▶ _Directive_:
Your task is to filter the data below down to the lines holding "Weekly".

+ + + + + + +

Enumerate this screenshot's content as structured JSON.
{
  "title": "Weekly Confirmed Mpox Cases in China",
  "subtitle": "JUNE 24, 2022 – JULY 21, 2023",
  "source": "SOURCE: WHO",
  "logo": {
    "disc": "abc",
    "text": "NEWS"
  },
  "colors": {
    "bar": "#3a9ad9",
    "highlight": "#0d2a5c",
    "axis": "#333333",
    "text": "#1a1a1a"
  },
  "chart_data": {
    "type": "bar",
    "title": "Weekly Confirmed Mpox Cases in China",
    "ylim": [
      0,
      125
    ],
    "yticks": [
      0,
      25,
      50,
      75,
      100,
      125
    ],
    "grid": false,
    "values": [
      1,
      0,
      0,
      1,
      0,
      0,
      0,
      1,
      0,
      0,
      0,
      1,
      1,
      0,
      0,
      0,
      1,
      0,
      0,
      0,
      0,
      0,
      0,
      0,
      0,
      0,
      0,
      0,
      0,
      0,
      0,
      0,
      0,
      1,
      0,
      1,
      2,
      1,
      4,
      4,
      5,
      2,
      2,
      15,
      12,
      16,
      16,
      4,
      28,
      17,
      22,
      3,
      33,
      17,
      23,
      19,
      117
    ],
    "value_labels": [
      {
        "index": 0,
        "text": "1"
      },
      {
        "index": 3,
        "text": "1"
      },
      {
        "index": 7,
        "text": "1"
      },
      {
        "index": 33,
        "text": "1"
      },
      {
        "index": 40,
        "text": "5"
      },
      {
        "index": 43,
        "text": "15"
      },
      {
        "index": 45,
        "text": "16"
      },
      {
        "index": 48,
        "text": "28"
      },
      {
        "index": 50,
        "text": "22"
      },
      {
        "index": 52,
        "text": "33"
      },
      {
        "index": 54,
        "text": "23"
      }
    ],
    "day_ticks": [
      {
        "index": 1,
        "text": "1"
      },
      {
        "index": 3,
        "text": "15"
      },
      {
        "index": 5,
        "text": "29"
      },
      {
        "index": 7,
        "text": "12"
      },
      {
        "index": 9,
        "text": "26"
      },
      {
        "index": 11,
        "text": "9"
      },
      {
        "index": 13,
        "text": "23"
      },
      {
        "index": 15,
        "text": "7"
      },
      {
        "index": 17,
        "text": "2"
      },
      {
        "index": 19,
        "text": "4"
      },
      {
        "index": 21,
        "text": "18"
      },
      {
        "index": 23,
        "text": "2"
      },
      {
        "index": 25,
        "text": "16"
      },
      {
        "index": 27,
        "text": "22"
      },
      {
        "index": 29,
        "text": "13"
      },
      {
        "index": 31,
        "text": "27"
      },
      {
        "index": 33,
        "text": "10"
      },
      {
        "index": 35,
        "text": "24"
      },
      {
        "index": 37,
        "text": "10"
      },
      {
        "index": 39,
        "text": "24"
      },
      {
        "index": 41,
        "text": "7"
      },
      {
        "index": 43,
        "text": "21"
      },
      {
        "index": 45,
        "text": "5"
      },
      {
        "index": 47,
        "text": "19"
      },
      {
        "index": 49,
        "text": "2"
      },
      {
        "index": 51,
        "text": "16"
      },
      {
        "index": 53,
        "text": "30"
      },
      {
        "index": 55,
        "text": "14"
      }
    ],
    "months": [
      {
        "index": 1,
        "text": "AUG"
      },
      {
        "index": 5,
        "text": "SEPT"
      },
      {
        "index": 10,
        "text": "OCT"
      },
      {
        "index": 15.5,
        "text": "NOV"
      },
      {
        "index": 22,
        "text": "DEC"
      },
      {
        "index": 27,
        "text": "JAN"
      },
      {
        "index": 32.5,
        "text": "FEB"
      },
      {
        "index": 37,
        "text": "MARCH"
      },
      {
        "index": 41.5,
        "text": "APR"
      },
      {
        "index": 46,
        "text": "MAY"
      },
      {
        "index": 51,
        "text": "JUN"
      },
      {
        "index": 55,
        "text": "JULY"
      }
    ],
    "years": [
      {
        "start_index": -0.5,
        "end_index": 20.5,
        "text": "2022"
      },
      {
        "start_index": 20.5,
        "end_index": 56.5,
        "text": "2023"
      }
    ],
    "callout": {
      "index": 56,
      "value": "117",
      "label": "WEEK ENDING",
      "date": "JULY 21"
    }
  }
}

+ + + + + + +

▶ _Task answer_:
  "title": "Weekly Confirmed Mpox Cases in China",
    "title": "Weekly Confirmed Mpox Cases in China",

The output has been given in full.